BRIEF = Where a line below holds the string "vanuit", that line goes into the answer.

AVAILABLE DATA =
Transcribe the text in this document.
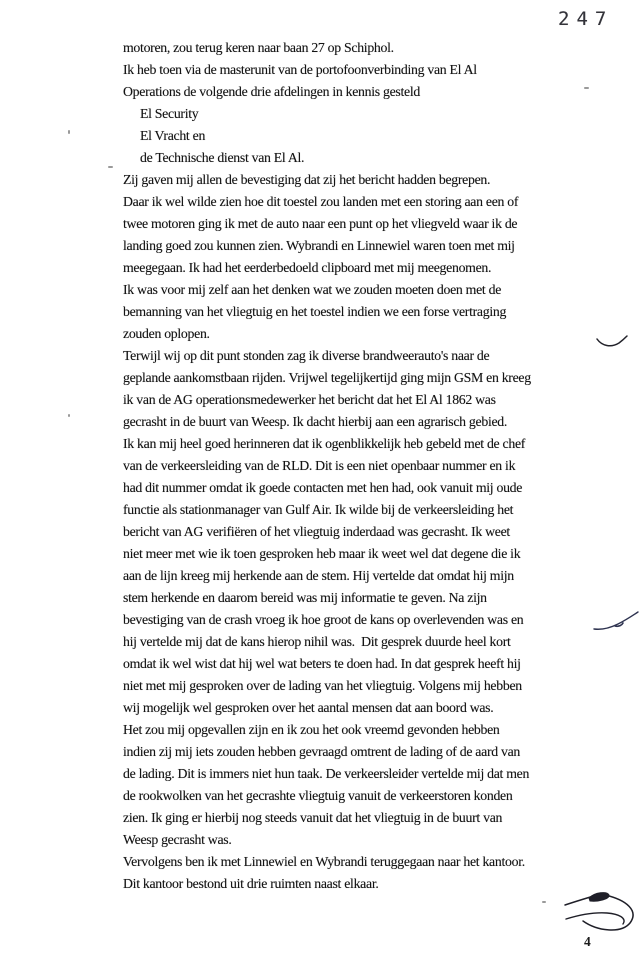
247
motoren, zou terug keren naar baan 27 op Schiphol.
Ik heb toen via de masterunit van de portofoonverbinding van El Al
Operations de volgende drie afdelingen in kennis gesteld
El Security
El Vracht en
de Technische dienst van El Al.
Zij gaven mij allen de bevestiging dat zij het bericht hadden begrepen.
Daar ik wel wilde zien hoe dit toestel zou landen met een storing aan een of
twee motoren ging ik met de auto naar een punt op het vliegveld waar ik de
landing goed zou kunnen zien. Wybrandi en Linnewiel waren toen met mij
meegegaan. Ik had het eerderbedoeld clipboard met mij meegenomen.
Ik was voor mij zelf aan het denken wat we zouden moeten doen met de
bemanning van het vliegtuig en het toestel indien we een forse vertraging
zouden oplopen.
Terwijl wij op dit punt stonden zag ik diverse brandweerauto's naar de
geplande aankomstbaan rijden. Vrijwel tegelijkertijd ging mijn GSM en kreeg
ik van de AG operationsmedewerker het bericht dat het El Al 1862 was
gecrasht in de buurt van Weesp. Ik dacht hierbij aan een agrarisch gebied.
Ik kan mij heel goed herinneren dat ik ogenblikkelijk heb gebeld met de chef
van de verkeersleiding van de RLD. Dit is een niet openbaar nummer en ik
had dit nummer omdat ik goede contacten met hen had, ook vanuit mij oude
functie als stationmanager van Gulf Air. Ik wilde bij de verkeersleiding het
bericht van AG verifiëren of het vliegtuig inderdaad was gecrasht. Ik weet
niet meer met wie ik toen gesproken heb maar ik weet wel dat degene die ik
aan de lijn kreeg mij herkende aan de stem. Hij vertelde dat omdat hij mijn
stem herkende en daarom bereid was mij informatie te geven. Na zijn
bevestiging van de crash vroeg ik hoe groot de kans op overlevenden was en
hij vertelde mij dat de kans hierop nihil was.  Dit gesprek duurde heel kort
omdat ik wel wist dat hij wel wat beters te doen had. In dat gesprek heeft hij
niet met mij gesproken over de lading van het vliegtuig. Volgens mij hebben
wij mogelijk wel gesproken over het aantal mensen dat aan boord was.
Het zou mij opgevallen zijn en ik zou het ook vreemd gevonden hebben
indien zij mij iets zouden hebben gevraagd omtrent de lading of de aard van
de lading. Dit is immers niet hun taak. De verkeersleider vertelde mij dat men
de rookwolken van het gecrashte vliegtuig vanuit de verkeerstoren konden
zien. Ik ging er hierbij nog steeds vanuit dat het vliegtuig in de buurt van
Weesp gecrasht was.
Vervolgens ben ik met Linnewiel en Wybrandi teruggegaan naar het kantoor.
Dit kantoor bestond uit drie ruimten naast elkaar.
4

RESPONSE BELOW =
had dit nummer omdat ik goede contacten met hen had, ook vanuit mij oude
de rookwolken van het gecrashte vliegtuig vanuit de verkeerstoren konden
zien. Ik ging er hierbij nog steeds vanuit dat het vliegtuig in de buurt van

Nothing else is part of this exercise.